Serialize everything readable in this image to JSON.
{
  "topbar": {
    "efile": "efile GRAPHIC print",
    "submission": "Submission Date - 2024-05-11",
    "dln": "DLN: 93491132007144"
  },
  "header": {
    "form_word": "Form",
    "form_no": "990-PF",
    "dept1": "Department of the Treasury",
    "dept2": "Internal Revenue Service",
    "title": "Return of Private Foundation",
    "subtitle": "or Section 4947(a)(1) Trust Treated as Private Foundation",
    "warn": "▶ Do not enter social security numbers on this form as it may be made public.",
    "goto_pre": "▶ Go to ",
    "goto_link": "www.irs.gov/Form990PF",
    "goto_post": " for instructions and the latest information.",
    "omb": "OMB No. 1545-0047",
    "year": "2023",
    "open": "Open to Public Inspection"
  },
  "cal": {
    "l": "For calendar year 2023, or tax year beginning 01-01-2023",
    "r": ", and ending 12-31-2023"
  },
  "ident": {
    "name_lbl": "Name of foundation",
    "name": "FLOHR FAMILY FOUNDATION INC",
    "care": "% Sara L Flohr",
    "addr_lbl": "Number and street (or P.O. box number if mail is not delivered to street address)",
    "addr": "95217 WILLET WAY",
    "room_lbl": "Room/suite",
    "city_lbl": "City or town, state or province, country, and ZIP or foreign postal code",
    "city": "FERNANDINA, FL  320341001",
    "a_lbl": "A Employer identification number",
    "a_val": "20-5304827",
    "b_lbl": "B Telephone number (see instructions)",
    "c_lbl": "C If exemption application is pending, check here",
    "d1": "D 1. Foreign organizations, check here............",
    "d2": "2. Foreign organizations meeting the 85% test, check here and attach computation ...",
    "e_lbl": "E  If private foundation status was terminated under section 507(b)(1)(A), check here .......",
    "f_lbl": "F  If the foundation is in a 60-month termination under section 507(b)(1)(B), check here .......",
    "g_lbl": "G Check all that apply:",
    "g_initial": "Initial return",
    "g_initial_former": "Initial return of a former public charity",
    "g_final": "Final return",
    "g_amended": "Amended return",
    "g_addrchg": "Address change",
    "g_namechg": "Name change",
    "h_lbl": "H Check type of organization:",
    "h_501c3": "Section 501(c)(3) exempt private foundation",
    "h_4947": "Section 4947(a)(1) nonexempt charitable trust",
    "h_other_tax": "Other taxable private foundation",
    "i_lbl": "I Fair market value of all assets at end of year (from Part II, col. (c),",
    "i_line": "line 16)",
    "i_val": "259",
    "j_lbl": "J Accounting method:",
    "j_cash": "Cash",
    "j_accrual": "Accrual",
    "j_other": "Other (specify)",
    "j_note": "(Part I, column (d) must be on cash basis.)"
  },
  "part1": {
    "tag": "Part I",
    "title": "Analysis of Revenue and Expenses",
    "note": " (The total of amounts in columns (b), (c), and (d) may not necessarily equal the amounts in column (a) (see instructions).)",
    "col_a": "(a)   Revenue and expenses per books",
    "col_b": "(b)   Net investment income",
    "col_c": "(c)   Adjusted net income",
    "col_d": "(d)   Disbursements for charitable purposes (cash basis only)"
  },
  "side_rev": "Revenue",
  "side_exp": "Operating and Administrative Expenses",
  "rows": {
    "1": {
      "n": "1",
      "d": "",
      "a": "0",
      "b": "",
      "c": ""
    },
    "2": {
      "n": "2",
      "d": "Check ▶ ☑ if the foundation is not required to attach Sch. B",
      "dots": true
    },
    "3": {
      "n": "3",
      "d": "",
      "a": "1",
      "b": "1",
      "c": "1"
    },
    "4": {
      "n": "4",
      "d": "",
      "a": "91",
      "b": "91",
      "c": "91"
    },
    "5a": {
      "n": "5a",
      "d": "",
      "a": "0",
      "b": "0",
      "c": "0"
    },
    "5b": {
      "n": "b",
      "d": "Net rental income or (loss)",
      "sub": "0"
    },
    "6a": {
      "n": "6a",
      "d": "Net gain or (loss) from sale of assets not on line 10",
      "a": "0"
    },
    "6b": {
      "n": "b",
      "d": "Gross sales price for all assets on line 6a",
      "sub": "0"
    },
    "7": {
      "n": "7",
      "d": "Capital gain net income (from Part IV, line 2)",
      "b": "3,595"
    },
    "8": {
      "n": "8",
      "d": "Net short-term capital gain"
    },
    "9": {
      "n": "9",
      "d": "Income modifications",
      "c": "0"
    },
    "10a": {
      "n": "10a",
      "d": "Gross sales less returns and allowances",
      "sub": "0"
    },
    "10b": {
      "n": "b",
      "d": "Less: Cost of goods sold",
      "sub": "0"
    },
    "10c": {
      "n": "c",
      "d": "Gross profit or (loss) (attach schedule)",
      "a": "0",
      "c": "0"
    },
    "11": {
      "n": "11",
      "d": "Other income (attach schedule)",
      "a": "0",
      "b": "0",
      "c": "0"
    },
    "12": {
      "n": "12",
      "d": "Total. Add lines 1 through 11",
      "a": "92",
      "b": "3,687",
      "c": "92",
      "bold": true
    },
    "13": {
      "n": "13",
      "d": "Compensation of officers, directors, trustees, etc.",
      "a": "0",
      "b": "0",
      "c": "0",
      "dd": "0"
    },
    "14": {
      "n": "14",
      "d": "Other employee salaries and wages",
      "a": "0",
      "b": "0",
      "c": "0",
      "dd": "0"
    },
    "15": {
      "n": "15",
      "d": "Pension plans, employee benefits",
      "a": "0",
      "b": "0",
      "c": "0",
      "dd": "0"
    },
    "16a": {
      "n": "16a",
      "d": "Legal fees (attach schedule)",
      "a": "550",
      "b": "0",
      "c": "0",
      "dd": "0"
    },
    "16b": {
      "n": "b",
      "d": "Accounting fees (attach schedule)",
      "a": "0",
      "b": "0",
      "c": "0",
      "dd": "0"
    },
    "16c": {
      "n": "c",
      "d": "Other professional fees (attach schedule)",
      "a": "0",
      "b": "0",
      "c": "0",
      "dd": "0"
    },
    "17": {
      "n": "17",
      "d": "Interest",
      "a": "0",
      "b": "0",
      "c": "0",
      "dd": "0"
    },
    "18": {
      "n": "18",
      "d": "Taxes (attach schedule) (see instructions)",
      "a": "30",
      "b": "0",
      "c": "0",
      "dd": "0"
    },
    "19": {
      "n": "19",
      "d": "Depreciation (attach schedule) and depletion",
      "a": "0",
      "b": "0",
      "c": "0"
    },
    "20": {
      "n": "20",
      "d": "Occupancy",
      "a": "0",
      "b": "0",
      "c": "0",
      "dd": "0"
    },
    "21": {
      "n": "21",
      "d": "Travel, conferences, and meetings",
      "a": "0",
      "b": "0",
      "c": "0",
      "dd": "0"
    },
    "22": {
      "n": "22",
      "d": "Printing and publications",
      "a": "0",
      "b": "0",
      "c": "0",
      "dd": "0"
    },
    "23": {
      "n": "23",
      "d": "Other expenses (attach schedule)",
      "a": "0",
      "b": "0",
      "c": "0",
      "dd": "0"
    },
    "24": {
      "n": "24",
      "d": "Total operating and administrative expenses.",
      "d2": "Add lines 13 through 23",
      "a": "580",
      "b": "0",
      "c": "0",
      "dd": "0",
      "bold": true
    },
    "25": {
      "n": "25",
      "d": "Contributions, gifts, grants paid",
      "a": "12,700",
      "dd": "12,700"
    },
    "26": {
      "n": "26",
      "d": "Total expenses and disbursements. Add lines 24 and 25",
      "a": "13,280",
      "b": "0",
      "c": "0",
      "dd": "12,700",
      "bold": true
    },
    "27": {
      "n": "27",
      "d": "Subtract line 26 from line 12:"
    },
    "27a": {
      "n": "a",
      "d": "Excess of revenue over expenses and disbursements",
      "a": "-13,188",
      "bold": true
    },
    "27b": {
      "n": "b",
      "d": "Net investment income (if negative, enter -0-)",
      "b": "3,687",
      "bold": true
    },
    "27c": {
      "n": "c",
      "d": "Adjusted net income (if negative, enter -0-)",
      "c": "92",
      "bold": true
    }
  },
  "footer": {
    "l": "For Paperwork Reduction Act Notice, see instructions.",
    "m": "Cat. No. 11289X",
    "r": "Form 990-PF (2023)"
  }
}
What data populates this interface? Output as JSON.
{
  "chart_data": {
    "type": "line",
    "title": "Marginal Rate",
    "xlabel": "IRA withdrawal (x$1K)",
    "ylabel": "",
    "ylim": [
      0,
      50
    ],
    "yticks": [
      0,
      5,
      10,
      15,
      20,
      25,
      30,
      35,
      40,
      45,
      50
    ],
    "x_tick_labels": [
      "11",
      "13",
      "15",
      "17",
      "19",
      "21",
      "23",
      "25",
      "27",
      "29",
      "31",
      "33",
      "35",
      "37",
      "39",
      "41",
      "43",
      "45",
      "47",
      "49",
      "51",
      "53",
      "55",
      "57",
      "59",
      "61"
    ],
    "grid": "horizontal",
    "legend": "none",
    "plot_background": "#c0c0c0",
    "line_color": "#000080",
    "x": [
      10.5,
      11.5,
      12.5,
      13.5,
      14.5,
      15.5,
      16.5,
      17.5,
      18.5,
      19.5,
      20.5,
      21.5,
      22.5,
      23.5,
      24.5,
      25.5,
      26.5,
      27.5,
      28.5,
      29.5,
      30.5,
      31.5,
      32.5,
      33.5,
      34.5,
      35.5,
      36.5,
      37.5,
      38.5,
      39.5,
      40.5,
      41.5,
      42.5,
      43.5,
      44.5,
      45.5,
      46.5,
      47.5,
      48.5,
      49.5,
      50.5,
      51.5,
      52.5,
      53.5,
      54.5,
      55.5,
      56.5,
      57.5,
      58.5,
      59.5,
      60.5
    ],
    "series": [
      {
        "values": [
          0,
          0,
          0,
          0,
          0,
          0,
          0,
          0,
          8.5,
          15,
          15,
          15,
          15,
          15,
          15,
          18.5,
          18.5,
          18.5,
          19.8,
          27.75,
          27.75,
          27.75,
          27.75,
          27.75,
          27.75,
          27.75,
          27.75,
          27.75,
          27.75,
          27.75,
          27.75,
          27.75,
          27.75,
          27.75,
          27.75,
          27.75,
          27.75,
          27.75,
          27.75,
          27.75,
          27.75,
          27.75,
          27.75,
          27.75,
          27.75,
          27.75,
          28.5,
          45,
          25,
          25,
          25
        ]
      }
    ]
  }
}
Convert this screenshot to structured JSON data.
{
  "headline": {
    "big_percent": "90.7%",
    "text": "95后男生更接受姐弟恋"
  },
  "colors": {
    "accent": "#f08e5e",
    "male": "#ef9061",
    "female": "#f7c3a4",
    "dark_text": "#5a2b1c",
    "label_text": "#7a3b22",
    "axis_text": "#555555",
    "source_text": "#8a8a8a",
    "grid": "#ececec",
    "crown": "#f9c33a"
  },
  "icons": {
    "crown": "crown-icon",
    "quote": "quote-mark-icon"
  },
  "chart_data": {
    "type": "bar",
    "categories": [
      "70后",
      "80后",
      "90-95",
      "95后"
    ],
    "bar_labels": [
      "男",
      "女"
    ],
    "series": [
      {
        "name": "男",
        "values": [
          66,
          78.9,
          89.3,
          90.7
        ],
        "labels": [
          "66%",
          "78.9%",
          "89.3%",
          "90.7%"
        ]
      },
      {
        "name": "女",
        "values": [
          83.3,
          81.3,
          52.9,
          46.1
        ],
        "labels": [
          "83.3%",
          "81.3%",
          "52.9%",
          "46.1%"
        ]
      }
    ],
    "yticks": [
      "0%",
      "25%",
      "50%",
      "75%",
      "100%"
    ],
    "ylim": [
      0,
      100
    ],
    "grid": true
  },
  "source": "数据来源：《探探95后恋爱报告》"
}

# [Work to do]
Output only the lines from the one holding "Convert this screenshot" through the last line above, exactly as they appear.

# [Worked answer]
Convert this screenshot to structured JSON data.
{
  "headline": {
    "big_percent": "90.7%",
    "text": "95后男生更接受姐弟恋"
  },
  "colors": {
    "accent": "#f08e5e",
    "male": "#ef9061",
    "female": "#f7c3a4",
    "dark_text": "#5a2b1c",
    "label_text": "#7a3b22",
    "axis_text": "#555555",
    "source_text": "#8a8a8a",
    "grid": "#ececec",
    "crown": "#f9c33a"
  },
  "icons": {
    "crown": "crown-icon",
    "quote": "quote-mark-icon"
  },
  "chart_data": {
    "type": "bar",
    "categories": [
      "70后",
      "80后",
      "90-95",
      "95后"
    ],
    "bar_labels": [
      "男",
      "女"
    ],
    "series": [
      {
        "name": "男",
        "values": [
          66,
          78.9,
          89.3,
          90.7
        ],
        "labels": [
          "66%",
          "78.9%",
          "89.3%",
          "90.7%"
        ]
      },
      {
        "name": "女",
        "values": [
          83.3,
          81.3,
          52.9,
          46.1
        ],
        "labels": [
          "83.3%",
          "81.3%",
          "52.9%",
          "46.1%"
        ]
      }
    ],
    "yticks": [
      "0%",
      "25%",
      "50%",
      "75%",
      "100%"
    ],
    "ylim": [
      0,
      100
    ],
    "grid": true
  },
  "source": "数据来源：《探探95后恋爱报告》"
}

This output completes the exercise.